===== Data lines =====
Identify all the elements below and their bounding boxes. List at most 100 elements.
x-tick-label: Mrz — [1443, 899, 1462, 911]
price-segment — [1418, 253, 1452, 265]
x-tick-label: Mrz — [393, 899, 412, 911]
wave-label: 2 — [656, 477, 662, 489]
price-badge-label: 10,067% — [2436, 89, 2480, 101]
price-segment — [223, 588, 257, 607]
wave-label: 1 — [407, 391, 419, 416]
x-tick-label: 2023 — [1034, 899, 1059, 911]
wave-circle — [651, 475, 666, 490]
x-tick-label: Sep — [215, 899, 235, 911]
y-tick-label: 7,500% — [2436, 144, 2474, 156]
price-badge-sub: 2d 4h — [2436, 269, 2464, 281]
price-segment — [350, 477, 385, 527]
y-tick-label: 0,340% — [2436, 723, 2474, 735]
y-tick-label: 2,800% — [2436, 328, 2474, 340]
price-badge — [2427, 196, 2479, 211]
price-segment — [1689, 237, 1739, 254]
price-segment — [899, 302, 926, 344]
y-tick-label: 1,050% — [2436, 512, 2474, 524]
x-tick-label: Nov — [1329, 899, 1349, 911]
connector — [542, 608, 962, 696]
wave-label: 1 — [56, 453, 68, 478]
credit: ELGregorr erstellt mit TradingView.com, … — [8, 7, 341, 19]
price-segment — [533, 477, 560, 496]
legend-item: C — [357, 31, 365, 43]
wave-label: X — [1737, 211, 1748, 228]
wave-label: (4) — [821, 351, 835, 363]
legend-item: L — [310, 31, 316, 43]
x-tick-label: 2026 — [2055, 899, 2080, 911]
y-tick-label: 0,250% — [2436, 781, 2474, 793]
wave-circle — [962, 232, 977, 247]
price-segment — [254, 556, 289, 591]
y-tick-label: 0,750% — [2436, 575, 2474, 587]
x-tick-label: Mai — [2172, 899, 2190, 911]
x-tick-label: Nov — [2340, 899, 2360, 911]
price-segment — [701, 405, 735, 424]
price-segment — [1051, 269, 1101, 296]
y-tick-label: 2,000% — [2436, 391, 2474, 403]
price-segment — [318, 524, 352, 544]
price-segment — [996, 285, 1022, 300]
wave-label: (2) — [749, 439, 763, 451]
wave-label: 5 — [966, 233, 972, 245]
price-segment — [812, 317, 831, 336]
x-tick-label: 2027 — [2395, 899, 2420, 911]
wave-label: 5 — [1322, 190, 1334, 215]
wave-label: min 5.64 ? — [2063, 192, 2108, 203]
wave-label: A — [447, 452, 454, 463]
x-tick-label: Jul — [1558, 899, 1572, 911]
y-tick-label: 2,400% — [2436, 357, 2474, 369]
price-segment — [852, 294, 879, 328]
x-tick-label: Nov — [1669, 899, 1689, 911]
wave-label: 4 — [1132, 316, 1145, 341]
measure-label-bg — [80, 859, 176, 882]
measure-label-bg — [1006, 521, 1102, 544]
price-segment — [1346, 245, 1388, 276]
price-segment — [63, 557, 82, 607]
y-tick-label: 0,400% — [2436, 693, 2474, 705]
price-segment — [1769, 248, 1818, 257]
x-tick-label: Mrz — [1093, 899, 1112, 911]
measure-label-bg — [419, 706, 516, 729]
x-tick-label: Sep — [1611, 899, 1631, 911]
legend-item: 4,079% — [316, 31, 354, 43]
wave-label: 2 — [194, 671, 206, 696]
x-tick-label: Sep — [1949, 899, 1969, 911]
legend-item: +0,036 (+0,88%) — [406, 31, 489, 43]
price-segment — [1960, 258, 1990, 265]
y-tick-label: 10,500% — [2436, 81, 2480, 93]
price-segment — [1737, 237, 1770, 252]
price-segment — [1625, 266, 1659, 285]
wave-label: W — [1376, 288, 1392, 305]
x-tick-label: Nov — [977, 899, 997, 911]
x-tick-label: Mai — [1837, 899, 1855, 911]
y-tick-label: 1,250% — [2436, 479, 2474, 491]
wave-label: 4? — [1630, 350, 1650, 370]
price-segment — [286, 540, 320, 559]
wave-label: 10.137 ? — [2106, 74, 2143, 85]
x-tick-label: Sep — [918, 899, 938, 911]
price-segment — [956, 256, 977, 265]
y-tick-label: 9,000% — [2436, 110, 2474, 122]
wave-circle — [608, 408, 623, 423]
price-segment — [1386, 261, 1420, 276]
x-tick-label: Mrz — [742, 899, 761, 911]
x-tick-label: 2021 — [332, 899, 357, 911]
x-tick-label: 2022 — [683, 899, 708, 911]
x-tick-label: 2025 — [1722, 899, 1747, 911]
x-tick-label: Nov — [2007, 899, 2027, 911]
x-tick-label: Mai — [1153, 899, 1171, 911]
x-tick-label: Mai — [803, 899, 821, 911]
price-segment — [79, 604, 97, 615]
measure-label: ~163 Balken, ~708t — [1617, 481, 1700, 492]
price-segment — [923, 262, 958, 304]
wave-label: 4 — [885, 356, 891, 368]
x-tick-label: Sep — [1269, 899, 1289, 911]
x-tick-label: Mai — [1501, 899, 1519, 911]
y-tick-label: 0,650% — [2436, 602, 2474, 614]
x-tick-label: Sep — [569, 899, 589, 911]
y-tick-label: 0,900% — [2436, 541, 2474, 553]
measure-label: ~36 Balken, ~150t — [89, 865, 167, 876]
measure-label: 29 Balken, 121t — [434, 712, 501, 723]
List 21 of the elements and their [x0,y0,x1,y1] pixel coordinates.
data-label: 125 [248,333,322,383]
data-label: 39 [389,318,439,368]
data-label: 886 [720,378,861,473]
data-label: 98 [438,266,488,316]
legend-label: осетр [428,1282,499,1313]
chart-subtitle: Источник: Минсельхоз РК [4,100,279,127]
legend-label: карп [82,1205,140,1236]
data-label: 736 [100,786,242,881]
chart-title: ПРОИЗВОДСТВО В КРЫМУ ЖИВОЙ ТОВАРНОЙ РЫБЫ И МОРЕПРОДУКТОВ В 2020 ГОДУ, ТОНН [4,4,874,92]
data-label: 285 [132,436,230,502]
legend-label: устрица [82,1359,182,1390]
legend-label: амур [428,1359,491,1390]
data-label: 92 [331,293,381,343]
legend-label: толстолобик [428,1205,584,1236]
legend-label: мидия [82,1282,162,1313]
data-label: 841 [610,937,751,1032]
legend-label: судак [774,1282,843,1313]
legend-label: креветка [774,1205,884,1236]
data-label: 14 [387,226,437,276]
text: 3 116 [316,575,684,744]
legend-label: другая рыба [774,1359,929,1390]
=====
**Job:** Rewrite all of the records above, substituting "price-bar" for every occurrence of "price-segment" and leaving everything else unchanged.

**Response:**
Identify all the elements below and their bounding boxes. List at most 100 elements.
x-tick-label: Mrz — [1443, 899, 1462, 911]
price-bar — [1418, 253, 1452, 265]
x-tick-label: Mrz — [393, 899, 412, 911]
wave-label: 2 — [656, 477, 662, 489]
price-badge-label: 10,067% — [2436, 89, 2480, 101]
price-bar — [223, 588, 257, 607]
wave-label: 1 — [407, 391, 419, 416]
x-tick-label: 2023 — [1034, 899, 1059, 911]
wave-circle — [651, 475, 666, 490]
x-tick-label: Sep — [215, 899, 235, 911]
y-tick-label: 7,500% — [2436, 144, 2474, 156]
price-badge-sub: 2d 4h — [2436, 269, 2464, 281]
price-bar — [350, 477, 385, 527]
y-tick-label: 0,340% — [2436, 723, 2474, 735]
y-tick-label: 2,800% — [2436, 328, 2474, 340]
price-badge — [2427, 196, 2479, 211]
price-bar — [1689, 237, 1739, 254]
price-bar — [899, 302, 926, 344]
y-tick-label: 1,050% — [2436, 512, 2474, 524]
x-tick-label: Nov — [1329, 899, 1349, 911]
connector — [542, 608, 962, 696]
wave-label: 1 — [56, 453, 68, 478]
credit: ELGregorr erstellt mit TradingView.com, … — [8, 7, 341, 19]
price-bar — [533, 477, 560, 496]
legend-item: C — [357, 31, 365, 43]
wave-label: X — [1737, 211, 1748, 228]
wave-label: (4) — [821, 351, 835, 363]
legend-item: L — [310, 31, 316, 43]
x-tick-label: 2026 — [2055, 899, 2080, 911]
y-tick-label: 0,250% — [2436, 781, 2474, 793]
wave-circle — [962, 232, 977, 247]
price-bar — [254, 556, 289, 591]
y-tick-label: 0,750% — [2436, 575, 2474, 587]
x-tick-label: Mai — [2172, 899, 2190, 911]
x-tick-label: Nov — [2340, 899, 2360, 911]
price-bar — [701, 405, 735, 424]
price-bar — [1051, 269, 1101, 296]
y-tick-label: 2,000% — [2436, 391, 2474, 403]
price-bar — [318, 524, 352, 544]
price-bar — [996, 285, 1022, 300]
wave-label: (2) — [749, 439, 763, 451]
wave-label: 5 — [966, 233, 972, 245]
price-bar — [812, 317, 831, 336]
x-tick-label: 2027 — [2395, 899, 2420, 911]
wave-label: 5 — [1322, 190, 1334, 215]
wave-label: min 5.64 ? — [2063, 192, 2108, 203]
wave-label: A — [447, 452, 454, 463]
x-tick-label: Jul — [1558, 899, 1572, 911]
y-tick-label: 2,400% — [2436, 357, 2474, 369]
price-bar — [852, 294, 879, 328]
x-tick-label: Nov — [1669, 899, 1689, 911]
wave-label: 4 — [1132, 316, 1145, 341]
measure-label-bg — [80, 859, 176, 882]
measure-label-bg — [1006, 521, 1102, 544]
price-bar — [1346, 245, 1388, 276]
price-bar — [63, 557, 82, 607]
y-tick-label: 0,400% — [2436, 693, 2474, 705]
price-bar — [1769, 248, 1818, 257]
x-tick-label: Mrz — [1093, 899, 1112, 911]
measure-label-bg — [419, 706, 516, 729]
x-tick-label: Sep — [1611, 899, 1631, 911]
legend-item: 4,079% — [316, 31, 354, 43]
wave-label: 2 — [194, 671, 206, 696]
x-tick-label: Sep — [1949, 899, 1969, 911]
legend-item: +0,036 (+0,88%) — [406, 31, 489, 43]
price-bar — [1960, 258, 1990, 265]
y-tick-label: 10,500% — [2436, 81, 2480, 93]
price-bar — [1737, 237, 1770, 252]
price-bar — [1625, 266, 1659, 285]
wave-label: W — [1376, 288, 1392, 305]
x-tick-label: Nov — [977, 899, 997, 911]
x-tick-label: Mai — [1837, 899, 1855, 911]
y-tick-label: 1,250% — [2436, 479, 2474, 491]
wave-label: 4? — [1630, 350, 1650, 370]
price-bar — [286, 540, 320, 559]
wave-label: 10.137 ? — [2106, 74, 2143, 85]
x-tick-label: Sep — [918, 899, 938, 911]
price-bar — [956, 256, 977, 265]
y-tick-label: 9,000% — [2436, 110, 2474, 122]
wave-circle — [608, 408, 623, 423]
price-bar — [1386, 261, 1420, 276]
x-tick-label: Mrz — [742, 899, 761, 911]
x-tick-label: 2021 — [332, 899, 357, 911]
x-tick-label: 2022 — [683, 899, 708, 911]
x-tick-label: 2025 — [1722, 899, 1747, 911]
x-tick-label: Nov — [2007, 899, 2027, 911]
x-tick-label: Mai — [1153, 899, 1171, 911]
x-tick-label: Mai — [803, 899, 821, 911]
price-bar — [79, 604, 97, 615]
measure-label: ~163 Balken, ~708t — [1617, 481, 1700, 492]
price-bar — [923, 262, 958, 304]
wave-label: 4 — [885, 356, 891, 368]
x-tick-label: Sep — [1269, 899, 1289, 911]
x-tick-label: Mai — [1501, 899, 1519, 911]
y-tick-label: 0,650% — [2436, 602, 2474, 614]
x-tick-label: Sep — [569, 899, 589, 911]
y-tick-label: 0,900% — [2436, 541, 2474, 553]
measure-label: ~36 Balken, ~150t — [89, 865, 167, 876]
measure-label: 29 Balken, 121t — [434, 712, 501, 723]
List 21 of the elements and their [x0,y0,x1,y1] pixel coordinates.
data-label: 125 [248,333,322,383]
data-label: 39 [389,318,439,368]
data-label: 886 [720,378,861,473]
data-label: 98 [438,266,488,316]
legend-label: осетр [428,1282,499,1313]
chart-subtitle: Источник: Минсельхоз РК [4,100,279,127]
legend-label: карп [82,1205,140,1236]
data-label: 736 [100,786,242,881]
chart-title: ПРОИЗВОДСТВО В КРЫМУ ЖИВОЙ ТОВАРНОЙ РЫБЫ И МОРЕПРОДУКТОВ В 2020 ГОДУ, ТОНН [4,4,874,92]
data-label: 285 [132,436,230,502]
legend-label: устрица [82,1359,182,1390]
legend-label: амур [428,1359,491,1390]
data-label: 92 [331,293,381,343]
legend-label: толстолобик [428,1205,584,1236]
legend-label: мидия [82,1282,162,1313]
data-label: 841 [610,937,751,1032]
legend-label: судак [774,1282,843,1313]
legend-label: креветка [774,1205,884,1236]
data-label: 14 [387,226,437,276]
text: 3 116 [316,575,684,744]
legend-label: другая рыба [774,1359,929,1390]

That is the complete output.